§ **Task to carry out**: Copy every line of the data below word for word, leaving out the pictures.

§ **Data excerpts**:
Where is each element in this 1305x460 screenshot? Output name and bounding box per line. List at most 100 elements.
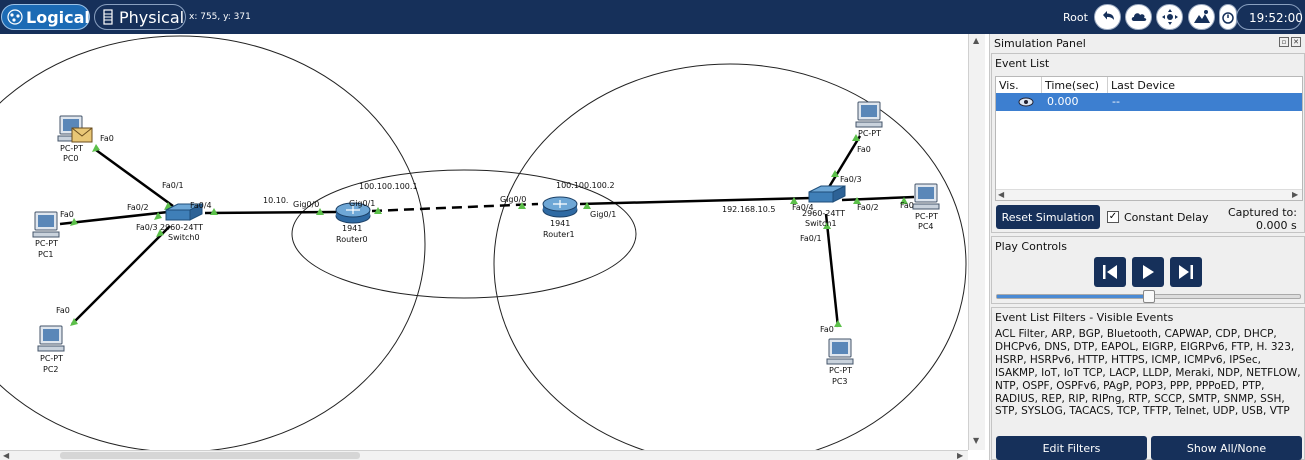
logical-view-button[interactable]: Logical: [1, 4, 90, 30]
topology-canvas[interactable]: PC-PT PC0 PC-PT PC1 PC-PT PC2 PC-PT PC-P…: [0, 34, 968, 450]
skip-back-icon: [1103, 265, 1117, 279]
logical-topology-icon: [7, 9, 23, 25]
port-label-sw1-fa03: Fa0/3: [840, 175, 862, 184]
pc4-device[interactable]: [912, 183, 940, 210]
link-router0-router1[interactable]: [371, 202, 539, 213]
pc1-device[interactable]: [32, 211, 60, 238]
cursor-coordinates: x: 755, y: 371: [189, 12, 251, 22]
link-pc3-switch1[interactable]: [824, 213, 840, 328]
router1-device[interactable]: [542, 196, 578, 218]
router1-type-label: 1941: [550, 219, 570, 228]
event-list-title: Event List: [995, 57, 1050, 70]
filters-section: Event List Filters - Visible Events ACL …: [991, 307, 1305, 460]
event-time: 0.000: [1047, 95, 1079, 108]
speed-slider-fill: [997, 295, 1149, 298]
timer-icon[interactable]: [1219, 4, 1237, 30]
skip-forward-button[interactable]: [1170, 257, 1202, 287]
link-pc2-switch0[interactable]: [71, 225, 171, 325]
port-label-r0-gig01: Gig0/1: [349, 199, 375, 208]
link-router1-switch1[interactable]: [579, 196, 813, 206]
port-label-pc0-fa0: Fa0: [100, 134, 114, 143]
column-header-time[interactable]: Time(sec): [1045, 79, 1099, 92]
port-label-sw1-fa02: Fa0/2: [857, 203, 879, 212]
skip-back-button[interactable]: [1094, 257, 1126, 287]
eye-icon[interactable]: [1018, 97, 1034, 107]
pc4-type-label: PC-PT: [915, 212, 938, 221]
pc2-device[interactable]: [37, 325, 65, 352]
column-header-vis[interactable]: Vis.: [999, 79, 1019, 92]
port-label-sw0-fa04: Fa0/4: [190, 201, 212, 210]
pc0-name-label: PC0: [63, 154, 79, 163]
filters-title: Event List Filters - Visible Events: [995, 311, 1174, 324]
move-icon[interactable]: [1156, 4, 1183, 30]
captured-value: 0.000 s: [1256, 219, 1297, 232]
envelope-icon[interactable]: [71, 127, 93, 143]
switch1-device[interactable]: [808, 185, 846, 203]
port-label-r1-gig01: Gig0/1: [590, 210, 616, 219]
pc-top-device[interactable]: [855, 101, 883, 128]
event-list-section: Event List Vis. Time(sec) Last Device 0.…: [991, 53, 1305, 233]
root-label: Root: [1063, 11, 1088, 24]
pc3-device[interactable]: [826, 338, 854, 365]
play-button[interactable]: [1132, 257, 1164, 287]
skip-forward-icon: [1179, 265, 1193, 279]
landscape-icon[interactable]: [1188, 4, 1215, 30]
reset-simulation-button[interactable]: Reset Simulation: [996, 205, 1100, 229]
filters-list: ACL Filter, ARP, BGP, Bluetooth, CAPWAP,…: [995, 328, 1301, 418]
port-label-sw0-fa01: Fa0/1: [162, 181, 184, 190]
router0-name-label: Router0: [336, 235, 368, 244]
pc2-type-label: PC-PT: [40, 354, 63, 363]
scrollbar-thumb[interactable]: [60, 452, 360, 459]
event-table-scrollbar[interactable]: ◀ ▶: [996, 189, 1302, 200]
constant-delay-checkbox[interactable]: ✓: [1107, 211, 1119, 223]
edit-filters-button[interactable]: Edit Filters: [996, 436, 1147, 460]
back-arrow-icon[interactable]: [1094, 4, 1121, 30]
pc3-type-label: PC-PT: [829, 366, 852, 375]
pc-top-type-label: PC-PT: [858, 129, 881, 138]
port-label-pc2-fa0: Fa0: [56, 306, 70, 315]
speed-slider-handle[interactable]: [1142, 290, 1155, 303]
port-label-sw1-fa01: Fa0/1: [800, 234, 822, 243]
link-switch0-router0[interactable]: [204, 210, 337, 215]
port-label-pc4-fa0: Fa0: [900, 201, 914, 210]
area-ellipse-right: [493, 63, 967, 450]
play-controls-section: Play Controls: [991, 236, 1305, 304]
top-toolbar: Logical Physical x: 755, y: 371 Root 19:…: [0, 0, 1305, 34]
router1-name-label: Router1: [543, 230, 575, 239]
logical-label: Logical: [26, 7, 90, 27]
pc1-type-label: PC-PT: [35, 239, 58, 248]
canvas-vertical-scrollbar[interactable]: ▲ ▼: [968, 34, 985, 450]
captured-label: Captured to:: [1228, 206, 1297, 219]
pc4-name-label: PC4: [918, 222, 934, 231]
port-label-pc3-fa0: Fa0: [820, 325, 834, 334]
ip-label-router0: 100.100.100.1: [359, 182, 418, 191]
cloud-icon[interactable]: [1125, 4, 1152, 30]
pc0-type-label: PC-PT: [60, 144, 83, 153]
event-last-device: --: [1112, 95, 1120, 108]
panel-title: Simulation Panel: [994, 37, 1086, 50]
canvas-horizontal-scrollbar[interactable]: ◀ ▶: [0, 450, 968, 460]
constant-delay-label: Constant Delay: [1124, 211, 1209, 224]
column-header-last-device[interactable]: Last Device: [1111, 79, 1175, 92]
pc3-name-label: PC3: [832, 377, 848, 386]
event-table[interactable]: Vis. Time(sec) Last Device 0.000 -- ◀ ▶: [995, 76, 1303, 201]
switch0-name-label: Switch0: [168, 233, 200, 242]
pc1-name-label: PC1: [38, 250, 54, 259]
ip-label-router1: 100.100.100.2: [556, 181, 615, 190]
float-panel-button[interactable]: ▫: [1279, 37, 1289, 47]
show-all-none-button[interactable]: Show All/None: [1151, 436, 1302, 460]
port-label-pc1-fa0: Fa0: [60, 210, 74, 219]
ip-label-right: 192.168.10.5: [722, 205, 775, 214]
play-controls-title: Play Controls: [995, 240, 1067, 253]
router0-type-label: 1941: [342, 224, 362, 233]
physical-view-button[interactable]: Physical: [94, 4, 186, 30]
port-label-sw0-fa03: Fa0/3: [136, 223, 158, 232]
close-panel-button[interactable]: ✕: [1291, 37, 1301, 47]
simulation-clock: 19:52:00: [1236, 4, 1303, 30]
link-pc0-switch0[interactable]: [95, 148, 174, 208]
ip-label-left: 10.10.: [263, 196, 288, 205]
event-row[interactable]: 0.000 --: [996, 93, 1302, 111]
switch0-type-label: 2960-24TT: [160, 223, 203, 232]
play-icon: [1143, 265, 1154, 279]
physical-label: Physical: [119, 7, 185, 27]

§ **Complete answer**:
Where is each element in this 1305x460 screenshot? Output name and bounding box per line. List at most 100 elements.
logical-view-button[interactable]: Logical: [1, 4, 90, 30]
topology-canvas[interactable]: PC-PT PC0 PC-PT PC1 PC-PT PC2 PC-PT PC-P…: [0, 34, 968, 450]
skip-back-icon: [1103, 265, 1117, 279]
logical-topology-icon: [7, 9, 23, 25]
port-label-sw1-fa03: Fa0/3: [840, 175, 862, 184]
pc4-device[interactable]: [912, 183, 940, 210]
link-router0-router1[interactable]: [371, 202, 539, 213]
pc1-device[interactable]: [32, 211, 60, 238]
cursor-coordinates: x: 755, y: 371: [189, 12, 251, 22]
link-pc3-switch1[interactable]: [824, 213, 840, 328]
router1-device[interactable]: [542, 196, 578, 218]
router1-type-label: 1941: [550, 219, 570, 228]
event-list-title: Event List: [995, 57, 1050, 70]
filters-section: Event List Filters - Visible Events ACL …: [991, 307, 1305, 460]
event-time: 0.000: [1047, 95, 1079, 108]
speed-slider-fill: [997, 295, 1149, 298]
timer-icon[interactable]: [1219, 4, 1237, 30]
skip-forward-button[interactable]: [1170, 257, 1202, 287]
link-pc2-switch0[interactable]: [71, 225, 171, 325]
port-label-r0-gig01: Gig0/1: [349, 199, 375, 208]
link-router1-switch1[interactable]: [579, 196, 813, 206]
port-label-pc0-fa0: Fa0: [100, 134, 114, 143]
column-header-time[interactable]: Time(sec): [1045, 79, 1099, 92]
port-label-sw1-fa02: Fa0/2: [857, 203, 879, 212]
skip-back-button[interactable]: [1094, 257, 1126, 287]
eye-icon[interactable]: [1018, 97, 1034, 107]
pc4-type-label: PC-PT: [915, 212, 938, 221]
pc2-device[interactable]: [37, 325, 65, 352]
column-header-vis[interactable]: Vis.: [999, 79, 1019, 92]
port-label-sw0-fa04: Fa0/4: [190, 201, 212, 210]
pc0-name-label: PC0: [63, 154, 79, 163]
filters-title: Event List Filters - Visible Events: [995, 311, 1174, 324]
move-icon[interactable]: [1156, 4, 1183, 30]
captured-value: 0.000 s: [1256, 219, 1297, 232]
envelope-icon[interactable]: [71, 127, 93, 143]
switch1-device[interactable]: [808, 185, 846, 203]
port-label-r1-gig01: Gig0/1: [590, 210, 616, 219]
pc-top-device[interactable]: [855, 101, 883, 128]
event-list-section: Event List Vis. Time(sec) Last Device 0.…: [991, 53, 1305, 233]
root-label: Root: [1063, 11, 1088, 24]
pc3-device[interactable]: [826, 338, 854, 365]
play-button[interactable]: [1132, 257, 1164, 287]
skip-forward-icon: [1179, 265, 1193, 279]
landscape-icon[interactable]: [1188, 4, 1215, 30]
reset-simulation-button[interactable]: Reset Simulation: [996, 205, 1100, 229]
filters-list: ACL Filter, ARP, BGP, Bluetooth, CAPWAP,…: [995, 328, 1301, 418]
port-label-sw0-fa01: Fa0/1: [162, 181, 184, 190]
router0-name-label: Router0: [336, 235, 368, 244]
pc2-type-label: PC-PT: [40, 354, 63, 363]
scrollbar-thumb[interactable]: [60, 452, 360, 459]
event-table-scrollbar[interactable]: ◀ ▶: [996, 189, 1302, 200]
constant-delay-checkbox[interactable]: ✓: [1107, 211, 1119, 223]
edit-filters-button[interactable]: Edit Filters: [996, 436, 1147, 460]
back-arrow-icon[interactable]: [1094, 4, 1121, 30]
pc3-type-label: PC-PT: [829, 366, 852, 375]
pc-top-type-label: PC-PT: [858, 129, 881, 138]
port-label-pc2-fa0: Fa0: [56, 306, 70, 315]
speed-slider-handle[interactable]: [1142, 290, 1155, 303]
port-label-sw1-fa01: Fa0/1: [800, 234, 822, 243]
link-switch0-router0[interactable]: [204, 210, 337, 215]
port-label-pc4-fa0: Fa0: [900, 201, 914, 210]
area-ellipse-right: [493, 63, 967, 450]
play-controls-section: Play Controls: [991, 236, 1305, 304]
top-toolbar: Logical Physical x: 755, y: 371 Root 19:…: [0, 0, 1305, 34]
router1-name-label: Router1: [543, 230, 575, 239]
logical-label: Logical: [26, 7, 90, 27]
pc1-type-label: PC-PT: [35, 239, 58, 248]
canvas-vertical-scrollbar[interactable]: ▲ ▼: [968, 34, 985, 450]
captured-label: Captured to:: [1228, 206, 1297, 219]
pc4-name-label: PC4: [918, 222, 934, 231]
port-label-pc3-fa0: Fa0: [820, 325, 834, 334]
ip-label-router0: 100.100.100.1: [359, 182, 418, 191]
cloud-icon[interactable]: [1125, 4, 1152, 30]
pc0-type-label: PC-PT: [60, 144, 83, 153]
event-last-device: --: [1112, 95, 1120, 108]
panel-title: Simulation Panel: [994, 37, 1086, 50]
canvas-horizontal-scrollbar[interactable]: ◀ ▶: [0, 450, 968, 460]
constant-delay-label: Constant Delay: [1124, 211, 1209, 224]
column-header-last-device[interactable]: Last Device: [1111, 79, 1175, 92]
pc3-name-label: PC3: [832, 377, 848, 386]
event-table[interactable]: Vis. Time(sec) Last Device 0.000 -- ◀ ▶: [995, 76, 1303, 201]
switch0-name-label: Switch0: [168, 233, 200, 242]
pc1-name-label: PC1: [38, 250, 54, 259]
ip-label-router1: 100.100.100.2: [556, 181, 615, 190]
float-panel-button[interactable]: ▫: [1279, 37, 1289, 47]
show-all-none-button[interactable]: Show All/None: [1151, 436, 1302, 460]
port-label-pc1-fa0: Fa0: [60, 210, 74, 219]
ip-label-right: 192.168.10.5: [722, 205, 775, 214]
play-controls-title: Play Controls: [995, 240, 1067, 253]
router0-type-label: 1941: [342, 224, 362, 233]
physical-view-button[interactable]: Physical: [94, 4, 186, 30]
port-label-sw0-fa03: Fa0/3: [136, 223, 158, 232]
close-panel-button[interactable]: ✕: [1291, 37, 1301, 47]
simulation-clock: 19:52:00: [1236, 4, 1303, 30]
link-pc0-switch0[interactable]: [95, 148, 174, 208]
ip-label-left: 10.10.: [263, 196, 288, 205]
event-row[interactable]: 0.000 --: [996, 93, 1302, 111]
switch0-type-label: 2960-24TT: [160, 223, 203, 232]
play-icon: [1143, 265, 1154, 279]
physical-label: Physical: [119, 7, 185, 27]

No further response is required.